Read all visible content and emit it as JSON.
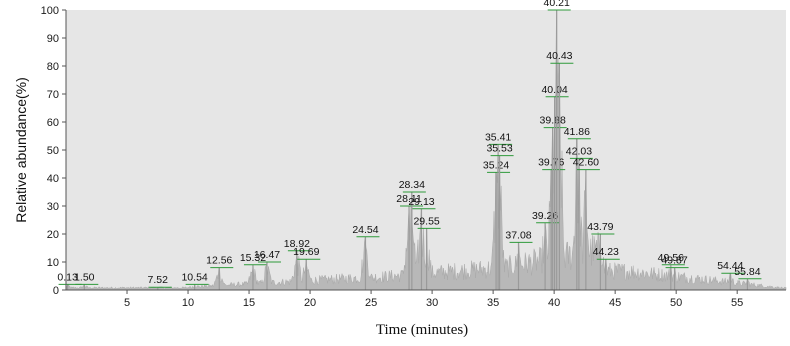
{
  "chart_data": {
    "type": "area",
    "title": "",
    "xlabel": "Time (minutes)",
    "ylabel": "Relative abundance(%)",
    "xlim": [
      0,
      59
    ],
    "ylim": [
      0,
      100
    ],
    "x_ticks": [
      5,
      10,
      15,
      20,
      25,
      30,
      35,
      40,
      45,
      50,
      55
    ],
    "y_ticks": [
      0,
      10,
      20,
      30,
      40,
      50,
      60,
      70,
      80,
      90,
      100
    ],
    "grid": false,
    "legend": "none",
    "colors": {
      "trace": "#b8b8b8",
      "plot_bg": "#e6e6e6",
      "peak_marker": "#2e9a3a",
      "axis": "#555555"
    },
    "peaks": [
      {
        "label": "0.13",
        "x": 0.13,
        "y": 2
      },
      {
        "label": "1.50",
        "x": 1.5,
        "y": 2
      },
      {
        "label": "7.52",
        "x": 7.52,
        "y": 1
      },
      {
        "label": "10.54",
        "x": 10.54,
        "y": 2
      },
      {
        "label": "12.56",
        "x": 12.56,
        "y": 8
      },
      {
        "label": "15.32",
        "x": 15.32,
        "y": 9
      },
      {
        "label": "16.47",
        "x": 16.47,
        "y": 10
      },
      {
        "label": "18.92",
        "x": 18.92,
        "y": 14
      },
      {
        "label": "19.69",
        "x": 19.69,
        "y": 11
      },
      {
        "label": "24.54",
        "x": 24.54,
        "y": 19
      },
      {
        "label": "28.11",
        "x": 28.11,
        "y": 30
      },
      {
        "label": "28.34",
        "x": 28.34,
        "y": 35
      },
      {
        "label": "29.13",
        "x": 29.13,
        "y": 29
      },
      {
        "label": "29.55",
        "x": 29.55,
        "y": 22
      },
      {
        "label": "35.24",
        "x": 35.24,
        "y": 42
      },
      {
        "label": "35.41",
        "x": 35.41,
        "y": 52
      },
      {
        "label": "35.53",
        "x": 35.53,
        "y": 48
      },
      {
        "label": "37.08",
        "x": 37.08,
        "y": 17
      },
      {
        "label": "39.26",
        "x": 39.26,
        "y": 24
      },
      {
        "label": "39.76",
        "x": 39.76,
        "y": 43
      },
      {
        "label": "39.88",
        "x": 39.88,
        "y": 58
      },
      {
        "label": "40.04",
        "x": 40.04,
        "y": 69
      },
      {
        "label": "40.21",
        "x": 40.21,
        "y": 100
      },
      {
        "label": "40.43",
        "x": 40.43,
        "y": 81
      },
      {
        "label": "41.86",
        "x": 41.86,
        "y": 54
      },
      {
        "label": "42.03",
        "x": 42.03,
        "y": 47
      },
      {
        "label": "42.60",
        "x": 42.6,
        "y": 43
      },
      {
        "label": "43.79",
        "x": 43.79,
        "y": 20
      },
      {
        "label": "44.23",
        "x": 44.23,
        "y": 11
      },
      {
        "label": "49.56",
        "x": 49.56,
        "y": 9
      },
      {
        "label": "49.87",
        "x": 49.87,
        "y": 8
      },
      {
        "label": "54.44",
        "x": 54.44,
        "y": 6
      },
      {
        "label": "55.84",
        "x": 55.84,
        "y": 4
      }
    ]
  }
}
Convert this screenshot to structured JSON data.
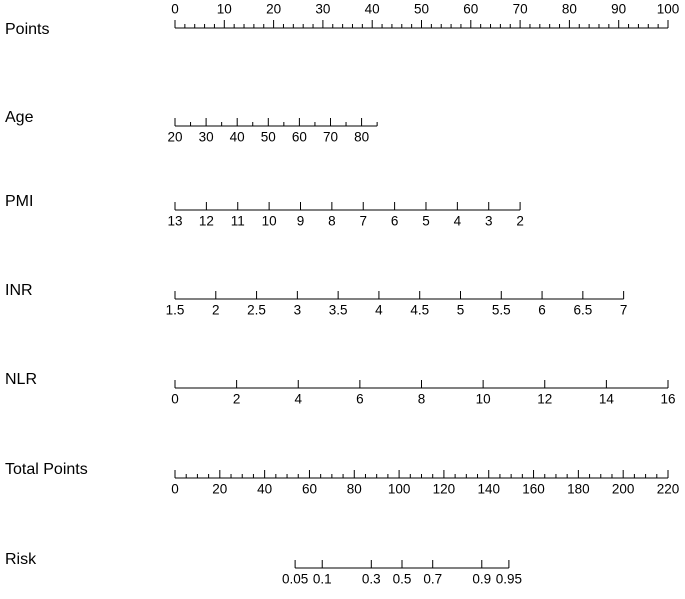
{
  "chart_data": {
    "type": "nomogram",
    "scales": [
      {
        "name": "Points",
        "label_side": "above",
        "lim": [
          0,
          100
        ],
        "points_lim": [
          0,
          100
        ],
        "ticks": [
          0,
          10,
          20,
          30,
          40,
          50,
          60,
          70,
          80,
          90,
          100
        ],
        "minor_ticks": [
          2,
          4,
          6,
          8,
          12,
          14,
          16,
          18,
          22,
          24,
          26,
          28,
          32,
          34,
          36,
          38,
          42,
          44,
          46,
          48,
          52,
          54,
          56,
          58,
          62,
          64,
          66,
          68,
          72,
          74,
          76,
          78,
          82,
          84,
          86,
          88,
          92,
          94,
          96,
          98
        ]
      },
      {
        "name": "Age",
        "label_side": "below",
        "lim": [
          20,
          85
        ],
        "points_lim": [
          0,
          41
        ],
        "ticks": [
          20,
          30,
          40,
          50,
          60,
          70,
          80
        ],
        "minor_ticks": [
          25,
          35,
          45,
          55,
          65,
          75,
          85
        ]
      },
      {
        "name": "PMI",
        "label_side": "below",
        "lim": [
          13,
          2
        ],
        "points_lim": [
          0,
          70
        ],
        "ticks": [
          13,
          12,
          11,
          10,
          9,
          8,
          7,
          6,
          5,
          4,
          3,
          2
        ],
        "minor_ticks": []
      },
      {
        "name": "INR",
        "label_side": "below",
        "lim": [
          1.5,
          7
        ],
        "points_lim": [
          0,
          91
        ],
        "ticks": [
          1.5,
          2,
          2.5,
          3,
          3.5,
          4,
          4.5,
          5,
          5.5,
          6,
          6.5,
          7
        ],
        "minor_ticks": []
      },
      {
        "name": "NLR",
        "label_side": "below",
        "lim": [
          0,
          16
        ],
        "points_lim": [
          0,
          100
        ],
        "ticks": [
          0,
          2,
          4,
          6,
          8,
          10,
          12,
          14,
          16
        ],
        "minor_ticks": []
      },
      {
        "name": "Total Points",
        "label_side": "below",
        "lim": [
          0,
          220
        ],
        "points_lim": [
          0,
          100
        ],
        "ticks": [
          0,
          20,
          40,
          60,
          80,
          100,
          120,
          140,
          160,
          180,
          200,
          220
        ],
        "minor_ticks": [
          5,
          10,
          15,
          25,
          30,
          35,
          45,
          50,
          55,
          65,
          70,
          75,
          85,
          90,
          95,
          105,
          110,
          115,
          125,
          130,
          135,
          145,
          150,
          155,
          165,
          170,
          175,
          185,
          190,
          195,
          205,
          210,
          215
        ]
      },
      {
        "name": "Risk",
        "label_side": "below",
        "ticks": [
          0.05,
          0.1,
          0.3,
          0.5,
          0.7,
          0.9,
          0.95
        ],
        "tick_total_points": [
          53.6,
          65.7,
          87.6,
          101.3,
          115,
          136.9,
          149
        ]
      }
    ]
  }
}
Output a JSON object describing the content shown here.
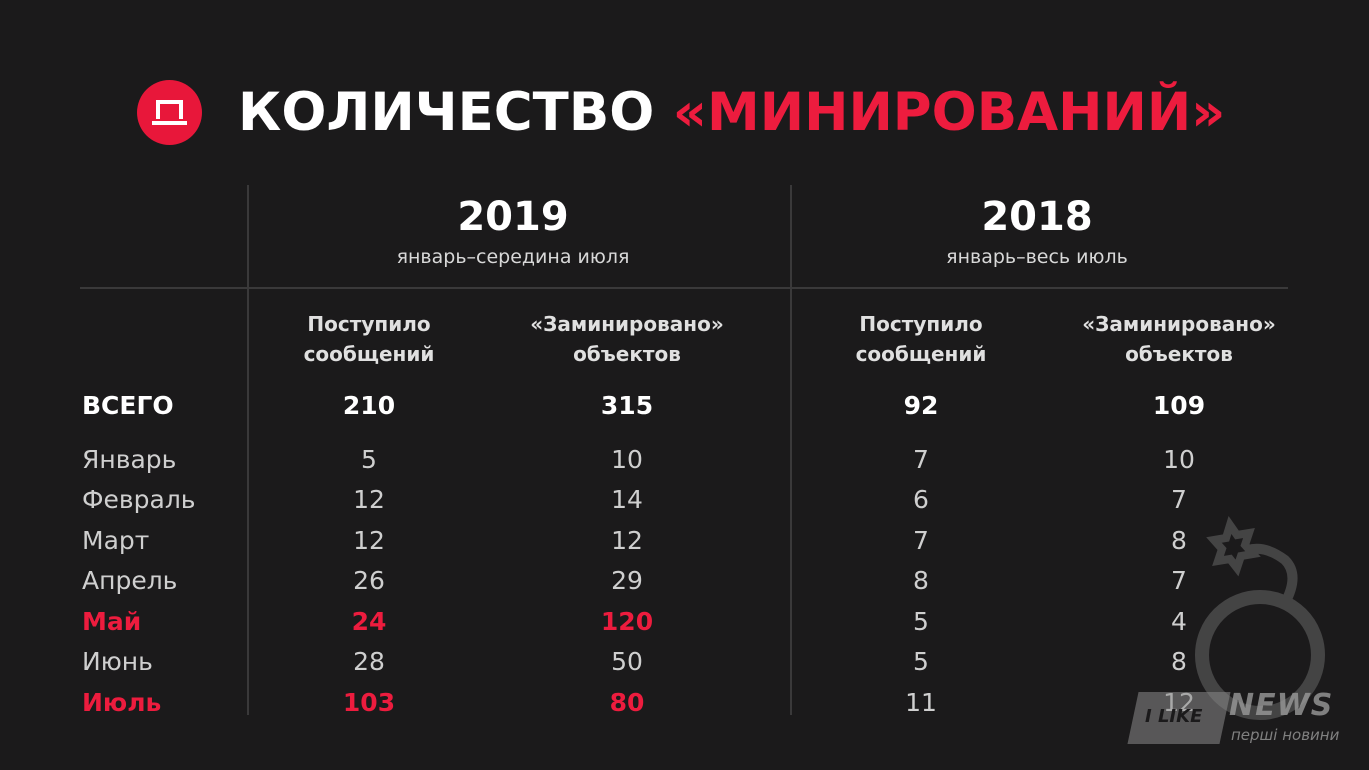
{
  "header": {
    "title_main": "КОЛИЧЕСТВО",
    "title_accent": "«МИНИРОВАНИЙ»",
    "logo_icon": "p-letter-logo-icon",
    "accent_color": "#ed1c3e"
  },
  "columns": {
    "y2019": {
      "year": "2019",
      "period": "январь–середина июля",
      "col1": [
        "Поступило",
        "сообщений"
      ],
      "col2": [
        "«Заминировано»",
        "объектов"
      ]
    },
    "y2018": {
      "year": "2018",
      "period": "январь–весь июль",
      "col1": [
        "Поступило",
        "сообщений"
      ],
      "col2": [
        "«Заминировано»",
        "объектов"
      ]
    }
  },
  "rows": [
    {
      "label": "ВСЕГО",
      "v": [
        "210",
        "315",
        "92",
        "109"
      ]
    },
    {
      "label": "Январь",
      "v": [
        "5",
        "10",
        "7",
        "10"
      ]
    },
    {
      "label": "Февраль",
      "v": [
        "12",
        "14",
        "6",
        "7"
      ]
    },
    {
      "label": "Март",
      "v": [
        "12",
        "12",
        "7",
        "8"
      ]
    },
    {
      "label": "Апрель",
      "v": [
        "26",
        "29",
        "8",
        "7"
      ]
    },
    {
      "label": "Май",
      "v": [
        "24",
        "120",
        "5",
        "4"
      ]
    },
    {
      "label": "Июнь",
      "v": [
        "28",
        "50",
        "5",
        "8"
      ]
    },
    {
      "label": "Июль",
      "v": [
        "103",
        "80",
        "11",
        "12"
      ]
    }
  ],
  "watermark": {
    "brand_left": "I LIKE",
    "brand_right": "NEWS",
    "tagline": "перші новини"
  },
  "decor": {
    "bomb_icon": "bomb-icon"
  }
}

• • • • •

__Directions__. Extract only the lines from the line containing "Output a JSON" through the final line of the listing above, unchanged; pictures stay out of the copy.

__The solution__.
Output a JSON object describing the content shown here.
{
  "header": {
    "title_main": "КОЛИЧЕСТВО",
    "title_accent": "«МИНИРОВАНИЙ»",
    "logo_icon": "p-letter-logo-icon",
    "accent_color": "#ed1c3e"
  },
  "columns": {
    "y2019": {
      "year": "2019",
      "period": "январь–середина июля",
      "col1": [
        "Поступило",
        "сообщений"
      ],
      "col2": [
        "«Заминировано»",
        "объектов"
      ]
    },
    "y2018": {
      "year": "2018",
      "period": "январь–весь июль",
      "col1": [
        "Поступило",
        "сообщений"
      ],
      "col2": [
        "«Заминировано»",
        "объектов"
      ]
    }
  },
  "rows": [
    {
      "label": "ВСЕГО",
      "v": [
        "210",
        "315",
        "92",
        "109"
      ]
    },
    {
      "label": "Январь",
      "v": [
        "5",
        "10",
        "7",
        "10"
      ]
    },
    {
      "label": "Февраль",
      "v": [
        "12",
        "14",
        "6",
        "7"
      ]
    },
    {
      "label": "Март",
      "v": [
        "12",
        "12",
        "7",
        "8"
      ]
    },
    {
      "label": "Апрель",
      "v": [
        "26",
        "29",
        "8",
        "7"
      ]
    },
    {
      "label": "Май",
      "v": [
        "24",
        "120",
        "5",
        "4"
      ]
    },
    {
      "label": "Июнь",
      "v": [
        "28",
        "50",
        "5",
        "8"
      ]
    },
    {
      "label": "Июль",
      "v": [
        "103",
        "80",
        "11",
        "12"
      ]
    }
  ],
  "watermark": {
    "brand_left": "I LIKE",
    "brand_right": "NEWS",
    "tagline": "перші новини"
  },
  "decor": {
    "bomb_icon": "bomb-icon"
  }
}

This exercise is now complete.